◆ Problem to solve
Copy every line from the records below that holds the word "Please".

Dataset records
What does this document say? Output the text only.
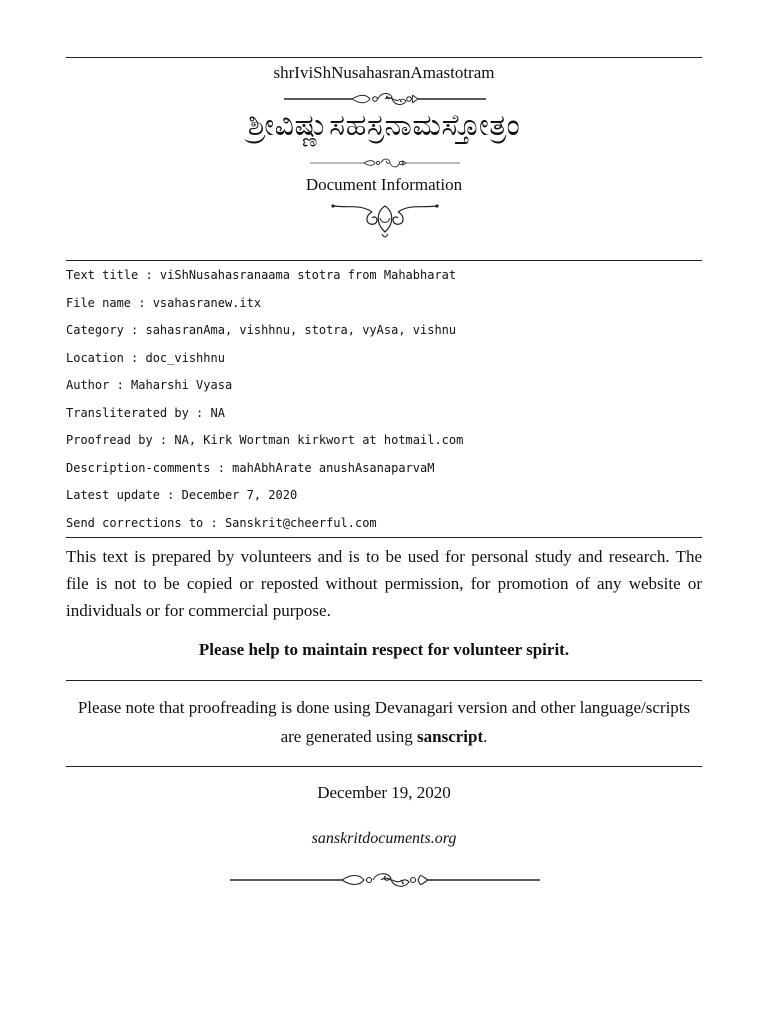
shrIviShNusahasranAmastotram
ಶ್ರೀವಿಷ್ಣುಸಹಸ್ರನಾಮಸ್ತೋತ್ರಂ
Document Information
Text title : viShNusahasranaama stotra from Mahabharat
File name : vsahasranew.itx
Category : sahasranAma, vishhnu, stotra, vyAsa, vishnu
Location : doc_vishhnu
Author : Maharshi Vyasa
Transliterated by : NA
Proofread by : NA, Kirk Wortman kirkwort at hotmail.com
Description-comments : mahAbhArate anushAsanaparvaM
Latest update : December 7, 2020
Send corrections to : Sanskrit@cheerful.com
This text is prepared by volunteers and is to be used for personal study and research. The
file is not to be copied or reposted without permission, for promotion of any website or
individuals or for commercial purpose.
Please help to maintain respect for volunteer spirit.
Please note that proofreading is done using Devanagari version and other language/scripts
are generated using sanscript.
December 19, 2020
sanskritdocuments.org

◆ The completed task
Please help to maintain respect for volunteer spirit.
Please note that proofreading is done using Devanagari version and other language/scripts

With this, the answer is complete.